**STATED EXERCISE:** From the material below, list every line containing "chips".
════════
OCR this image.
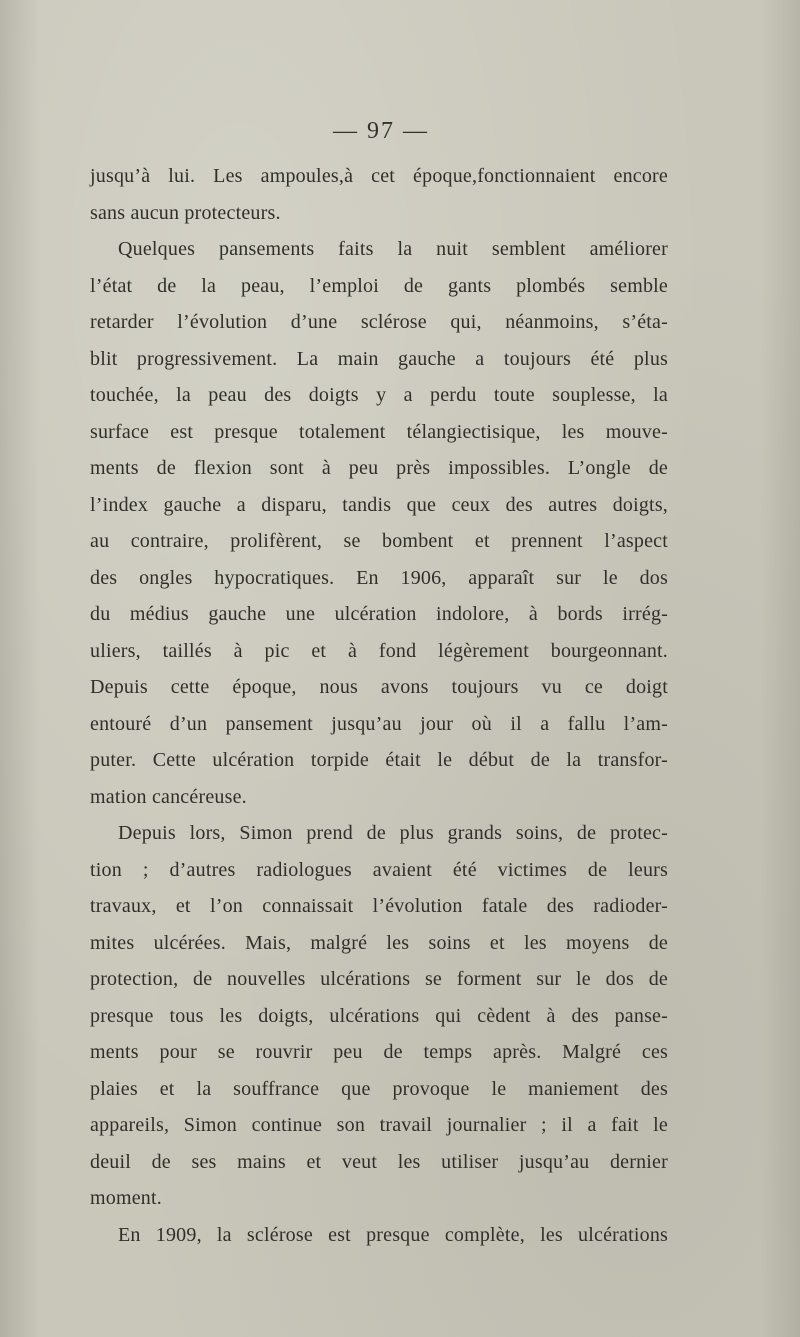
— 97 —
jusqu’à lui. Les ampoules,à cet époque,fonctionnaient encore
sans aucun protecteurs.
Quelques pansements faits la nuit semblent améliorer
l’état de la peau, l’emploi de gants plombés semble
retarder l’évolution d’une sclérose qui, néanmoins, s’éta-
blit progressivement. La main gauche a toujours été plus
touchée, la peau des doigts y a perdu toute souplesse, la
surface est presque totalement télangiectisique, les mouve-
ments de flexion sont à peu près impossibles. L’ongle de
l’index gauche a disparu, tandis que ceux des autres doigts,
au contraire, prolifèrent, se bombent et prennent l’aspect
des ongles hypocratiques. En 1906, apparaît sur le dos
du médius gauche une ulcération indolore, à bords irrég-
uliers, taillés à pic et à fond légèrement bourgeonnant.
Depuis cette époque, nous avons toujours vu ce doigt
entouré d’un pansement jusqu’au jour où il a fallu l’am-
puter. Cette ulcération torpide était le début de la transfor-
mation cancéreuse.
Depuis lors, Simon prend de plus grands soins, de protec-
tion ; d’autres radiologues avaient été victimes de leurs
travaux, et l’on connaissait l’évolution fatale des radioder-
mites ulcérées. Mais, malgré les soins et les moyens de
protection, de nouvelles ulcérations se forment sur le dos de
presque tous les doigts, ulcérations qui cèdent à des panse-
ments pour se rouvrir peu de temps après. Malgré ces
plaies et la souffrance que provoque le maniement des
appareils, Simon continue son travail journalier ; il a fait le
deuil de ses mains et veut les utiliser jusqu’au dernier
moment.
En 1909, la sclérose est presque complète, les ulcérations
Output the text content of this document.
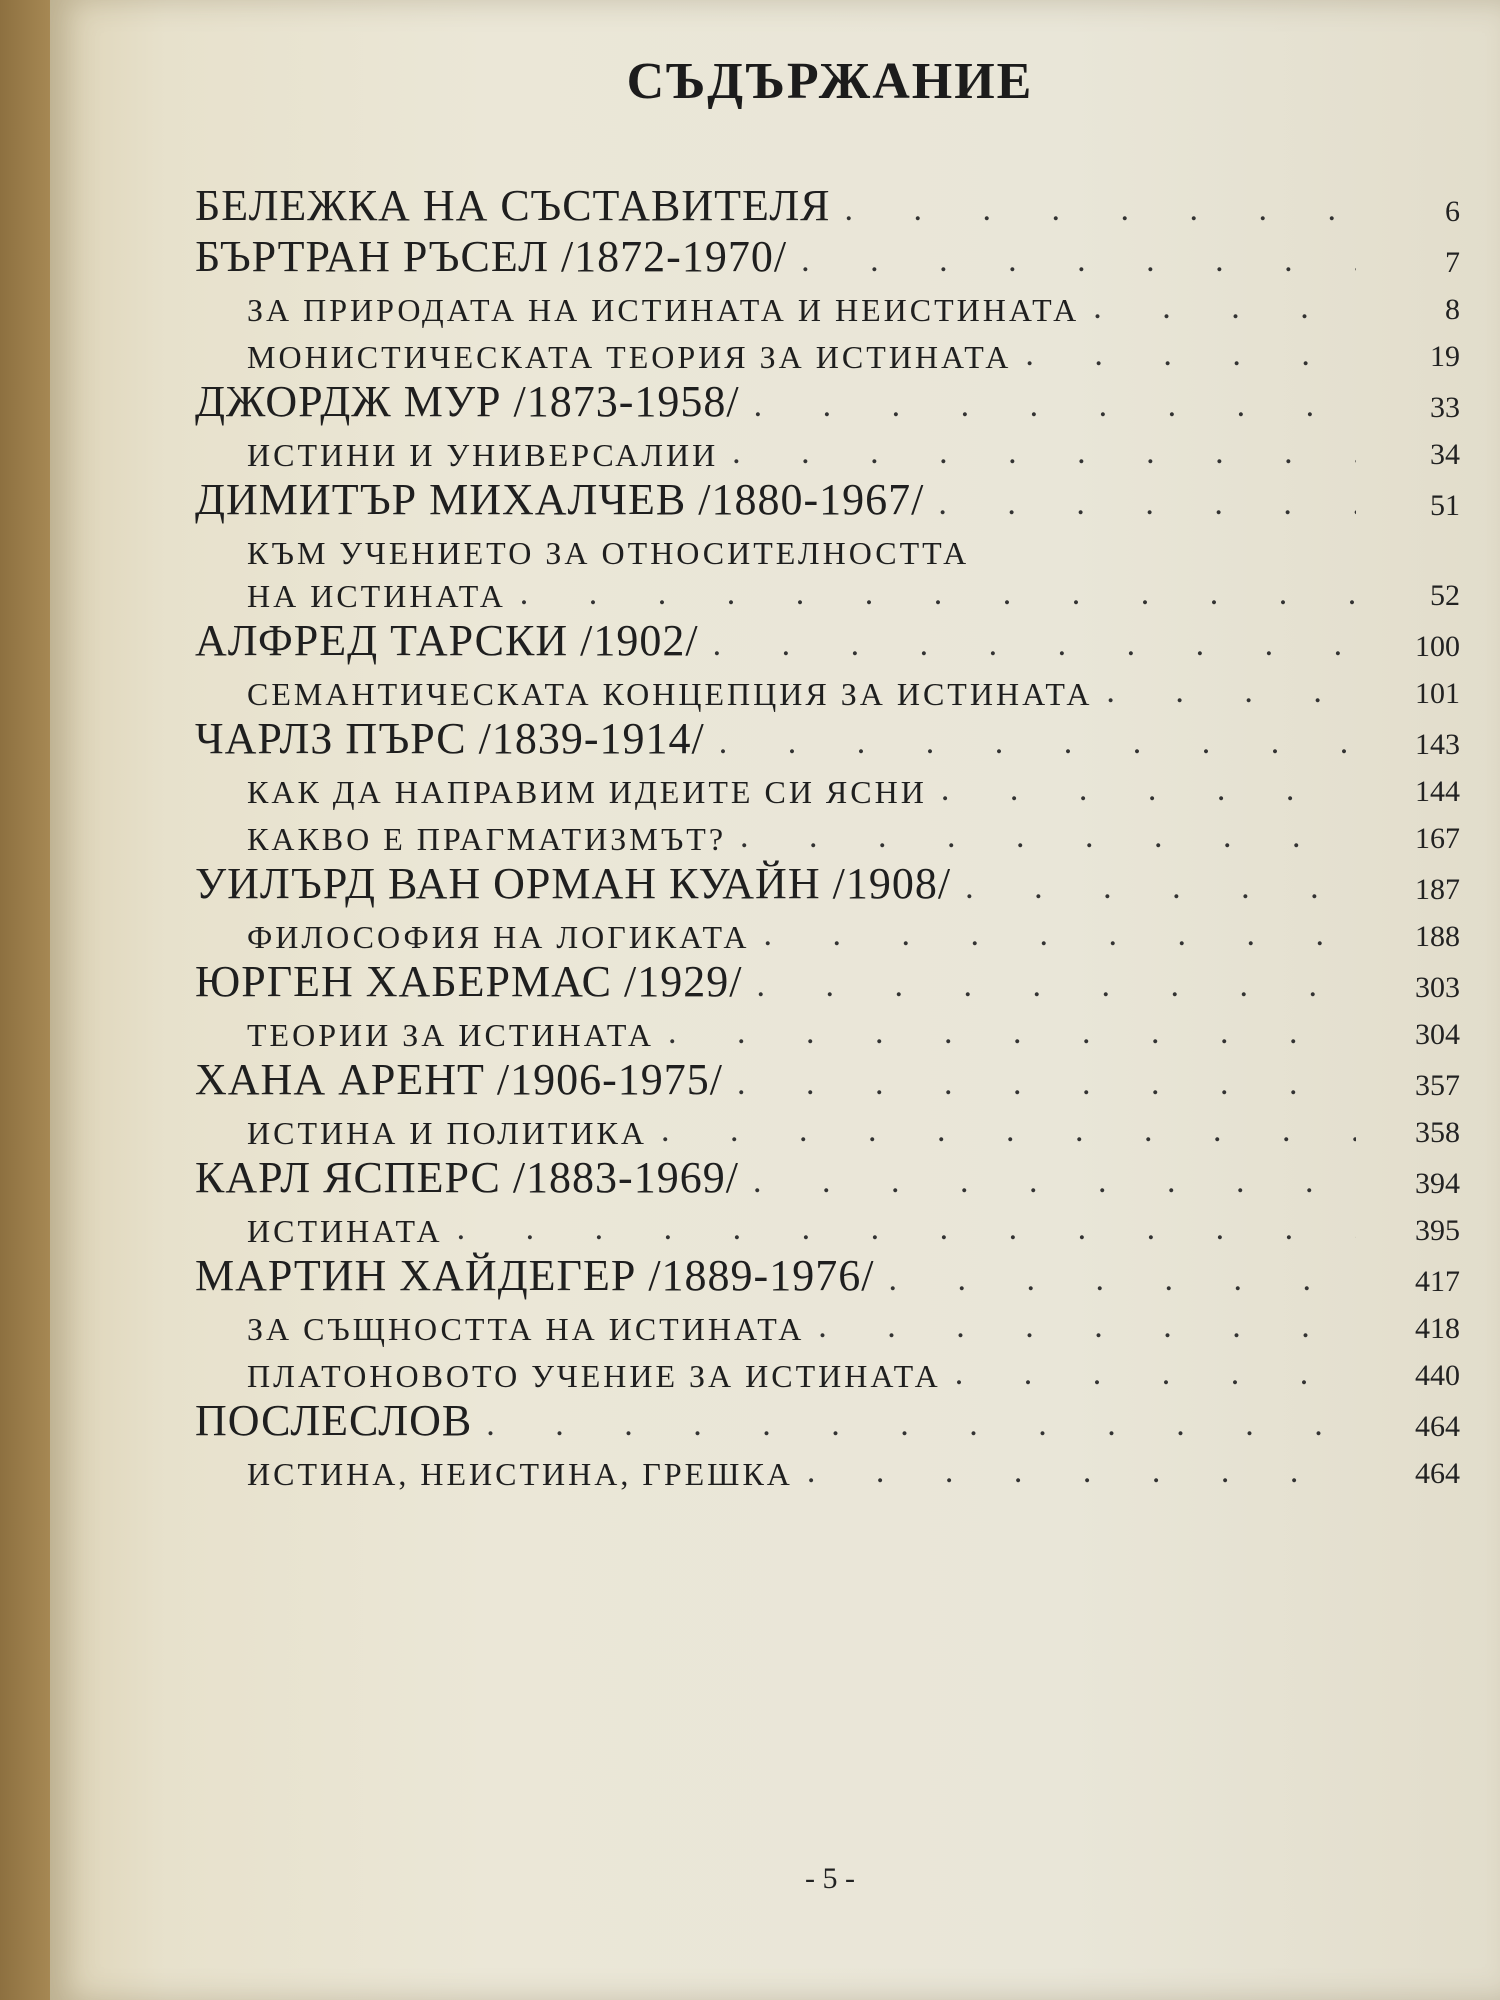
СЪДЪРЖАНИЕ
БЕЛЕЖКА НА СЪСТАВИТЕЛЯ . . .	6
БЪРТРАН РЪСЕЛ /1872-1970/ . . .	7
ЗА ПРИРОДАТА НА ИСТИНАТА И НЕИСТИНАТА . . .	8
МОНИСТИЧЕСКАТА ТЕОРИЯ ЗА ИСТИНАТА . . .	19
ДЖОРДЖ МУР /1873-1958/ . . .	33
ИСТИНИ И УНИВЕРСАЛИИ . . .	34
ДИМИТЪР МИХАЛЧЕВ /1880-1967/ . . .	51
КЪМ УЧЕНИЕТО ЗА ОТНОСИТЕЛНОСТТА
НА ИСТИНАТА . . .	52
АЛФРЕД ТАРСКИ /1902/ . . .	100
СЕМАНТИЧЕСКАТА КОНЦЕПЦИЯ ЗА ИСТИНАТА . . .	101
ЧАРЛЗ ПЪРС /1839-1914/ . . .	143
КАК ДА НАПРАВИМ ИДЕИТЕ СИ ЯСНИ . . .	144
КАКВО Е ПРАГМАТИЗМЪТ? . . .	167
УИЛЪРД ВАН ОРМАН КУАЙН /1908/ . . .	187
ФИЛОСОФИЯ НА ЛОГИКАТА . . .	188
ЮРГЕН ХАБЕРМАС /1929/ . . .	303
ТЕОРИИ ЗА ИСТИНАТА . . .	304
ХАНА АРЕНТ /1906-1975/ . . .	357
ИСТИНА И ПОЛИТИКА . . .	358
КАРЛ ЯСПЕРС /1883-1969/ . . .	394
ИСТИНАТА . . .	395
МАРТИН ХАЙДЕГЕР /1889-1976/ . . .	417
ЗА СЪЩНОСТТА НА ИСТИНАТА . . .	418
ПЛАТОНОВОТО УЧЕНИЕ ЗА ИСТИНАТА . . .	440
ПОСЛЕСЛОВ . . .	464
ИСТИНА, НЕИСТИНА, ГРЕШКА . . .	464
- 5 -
════════
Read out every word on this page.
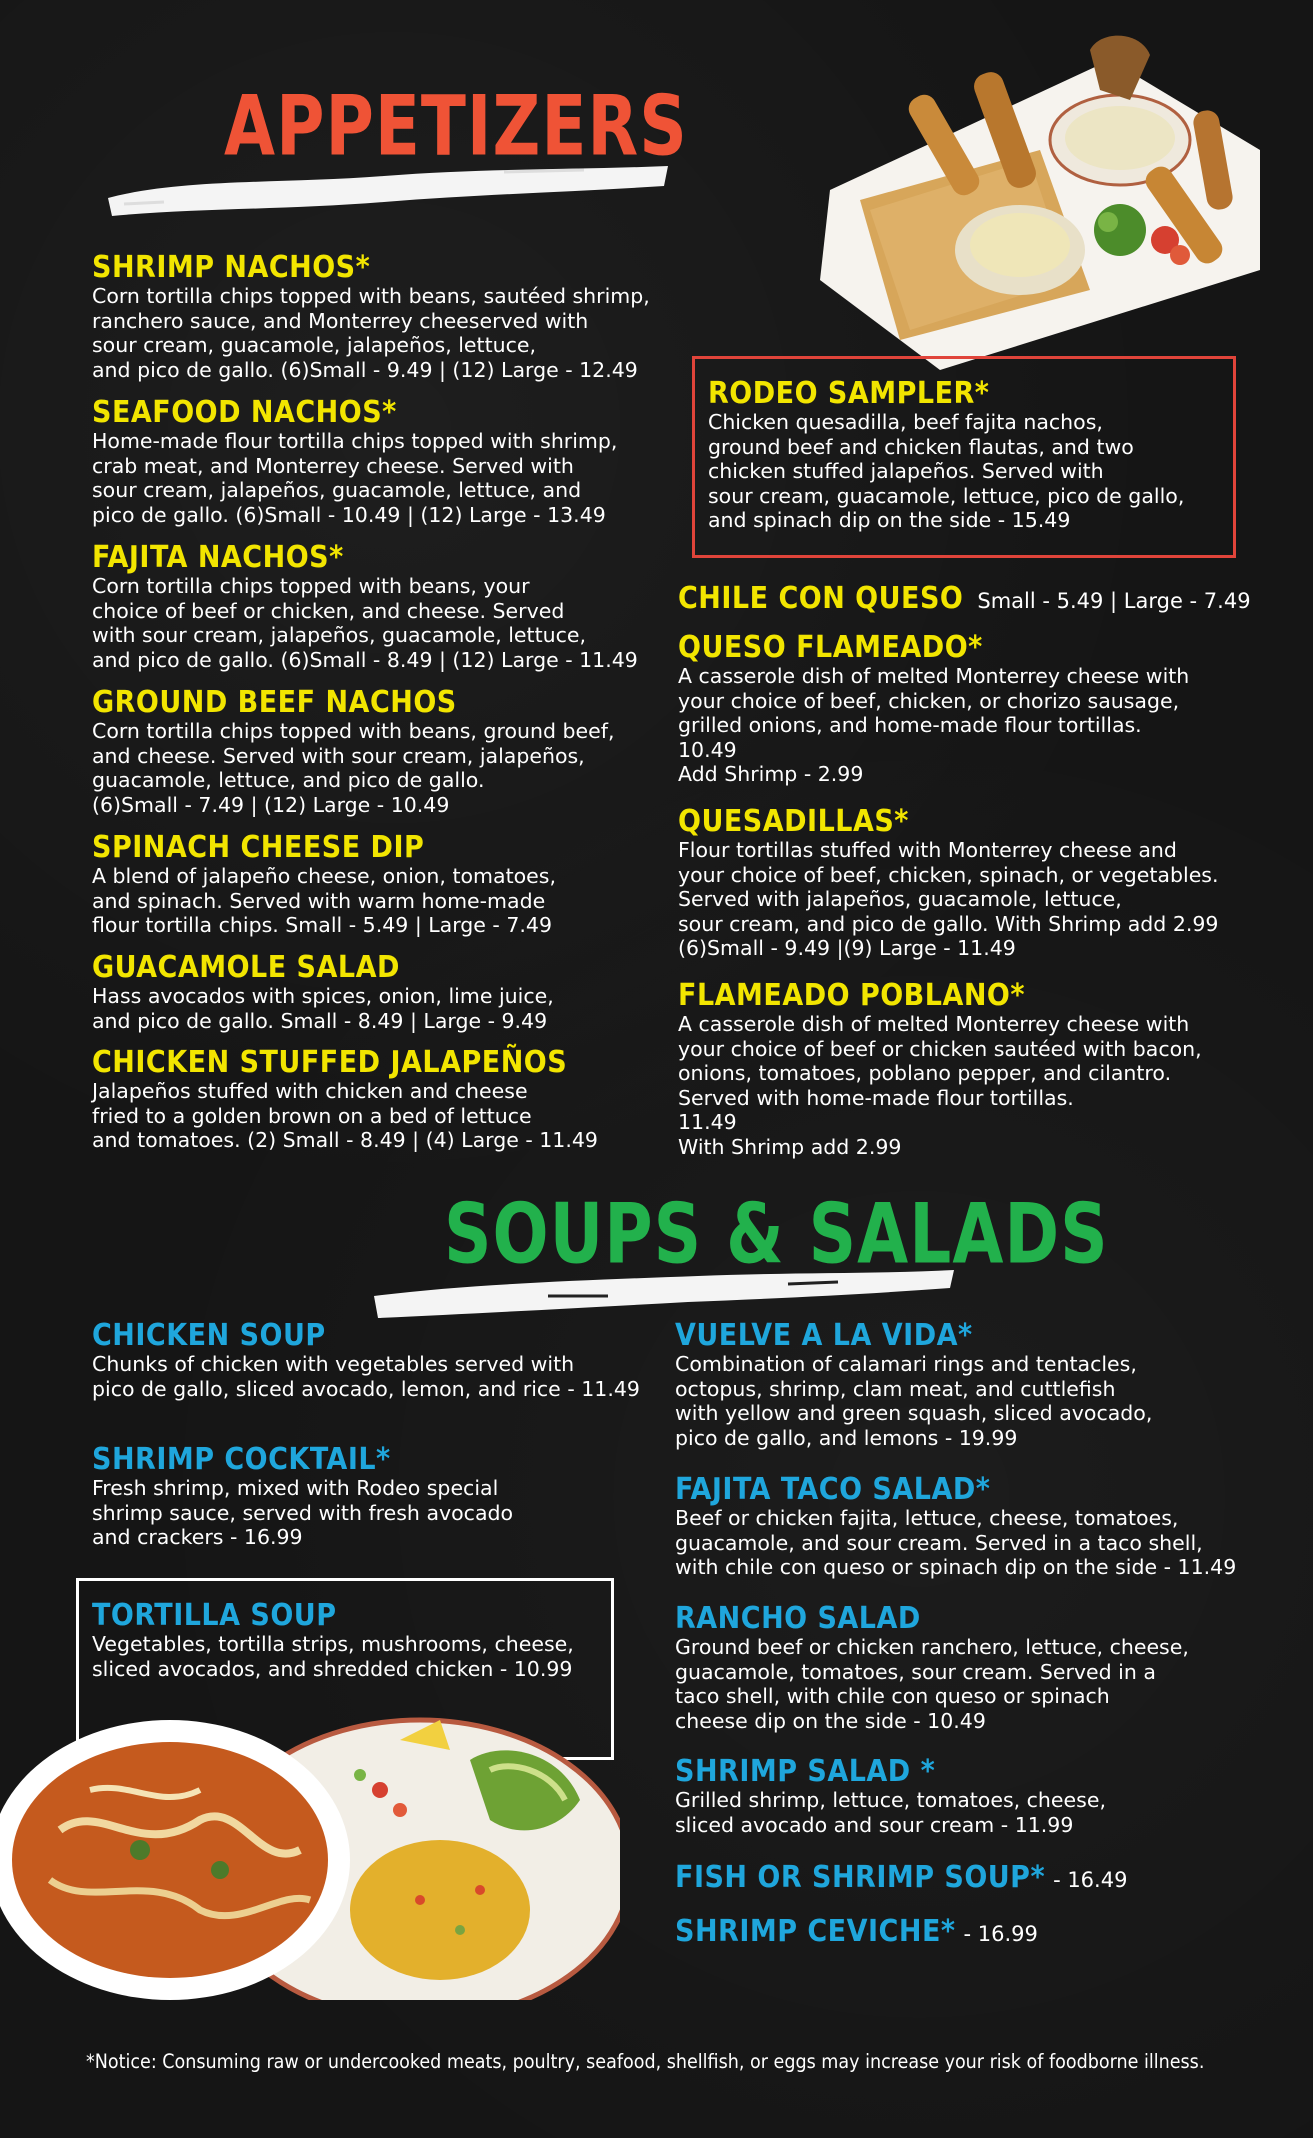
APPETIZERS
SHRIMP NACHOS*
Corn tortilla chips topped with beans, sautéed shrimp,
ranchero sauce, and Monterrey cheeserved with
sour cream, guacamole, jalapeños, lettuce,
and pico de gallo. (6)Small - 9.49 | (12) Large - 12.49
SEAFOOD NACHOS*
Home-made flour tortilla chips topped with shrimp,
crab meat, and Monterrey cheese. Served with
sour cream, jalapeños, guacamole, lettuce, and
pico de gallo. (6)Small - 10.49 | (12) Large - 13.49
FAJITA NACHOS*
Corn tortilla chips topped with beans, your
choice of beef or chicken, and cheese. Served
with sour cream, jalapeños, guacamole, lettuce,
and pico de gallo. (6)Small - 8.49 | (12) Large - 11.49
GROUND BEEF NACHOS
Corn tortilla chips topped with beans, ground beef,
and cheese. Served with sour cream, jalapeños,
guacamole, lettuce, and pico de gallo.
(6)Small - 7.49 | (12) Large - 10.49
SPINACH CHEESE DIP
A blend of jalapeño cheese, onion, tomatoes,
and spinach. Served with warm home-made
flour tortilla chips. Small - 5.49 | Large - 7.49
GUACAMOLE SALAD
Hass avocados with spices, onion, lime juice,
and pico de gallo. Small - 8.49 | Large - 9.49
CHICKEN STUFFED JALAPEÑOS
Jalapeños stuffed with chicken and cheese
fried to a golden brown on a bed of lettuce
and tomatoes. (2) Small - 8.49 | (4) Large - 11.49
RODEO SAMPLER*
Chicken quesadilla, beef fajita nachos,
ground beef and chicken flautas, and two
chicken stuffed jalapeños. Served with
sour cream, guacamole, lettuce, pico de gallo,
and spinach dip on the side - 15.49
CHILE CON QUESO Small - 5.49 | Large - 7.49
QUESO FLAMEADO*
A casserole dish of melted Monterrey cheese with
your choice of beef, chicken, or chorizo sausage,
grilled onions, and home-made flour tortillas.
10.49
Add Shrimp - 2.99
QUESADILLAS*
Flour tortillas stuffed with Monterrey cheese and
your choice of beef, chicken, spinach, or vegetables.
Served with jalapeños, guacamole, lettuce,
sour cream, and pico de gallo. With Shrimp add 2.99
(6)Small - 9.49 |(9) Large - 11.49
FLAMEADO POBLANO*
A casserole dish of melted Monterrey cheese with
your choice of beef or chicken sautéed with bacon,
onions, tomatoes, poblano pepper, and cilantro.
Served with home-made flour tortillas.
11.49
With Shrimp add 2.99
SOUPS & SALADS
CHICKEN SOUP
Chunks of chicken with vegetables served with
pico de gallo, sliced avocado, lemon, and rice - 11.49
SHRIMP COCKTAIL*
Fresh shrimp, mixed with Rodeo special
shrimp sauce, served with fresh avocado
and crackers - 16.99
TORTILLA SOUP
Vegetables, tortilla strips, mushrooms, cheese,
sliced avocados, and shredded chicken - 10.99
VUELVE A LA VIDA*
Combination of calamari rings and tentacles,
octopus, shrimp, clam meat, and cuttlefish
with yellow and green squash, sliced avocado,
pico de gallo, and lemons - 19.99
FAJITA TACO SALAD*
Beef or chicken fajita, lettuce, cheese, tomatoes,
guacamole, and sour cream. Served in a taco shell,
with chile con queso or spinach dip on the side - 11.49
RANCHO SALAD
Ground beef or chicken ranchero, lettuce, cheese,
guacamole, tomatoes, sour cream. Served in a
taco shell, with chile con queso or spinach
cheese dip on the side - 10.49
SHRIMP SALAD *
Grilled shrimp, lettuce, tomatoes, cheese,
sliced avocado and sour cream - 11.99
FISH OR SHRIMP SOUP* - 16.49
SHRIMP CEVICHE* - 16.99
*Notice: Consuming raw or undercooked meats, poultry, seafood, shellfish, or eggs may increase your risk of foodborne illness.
════════
**THE REPLY:**
Corn tortilla chips topped with beans, sautéed shrimp,
Home-made flour tortilla chips topped with shrimp,
Corn tortilla chips topped with beans, your
Corn tortilla chips topped with beans, ground beef,
flour tortilla chips. Small - 5.49 | Large - 7.49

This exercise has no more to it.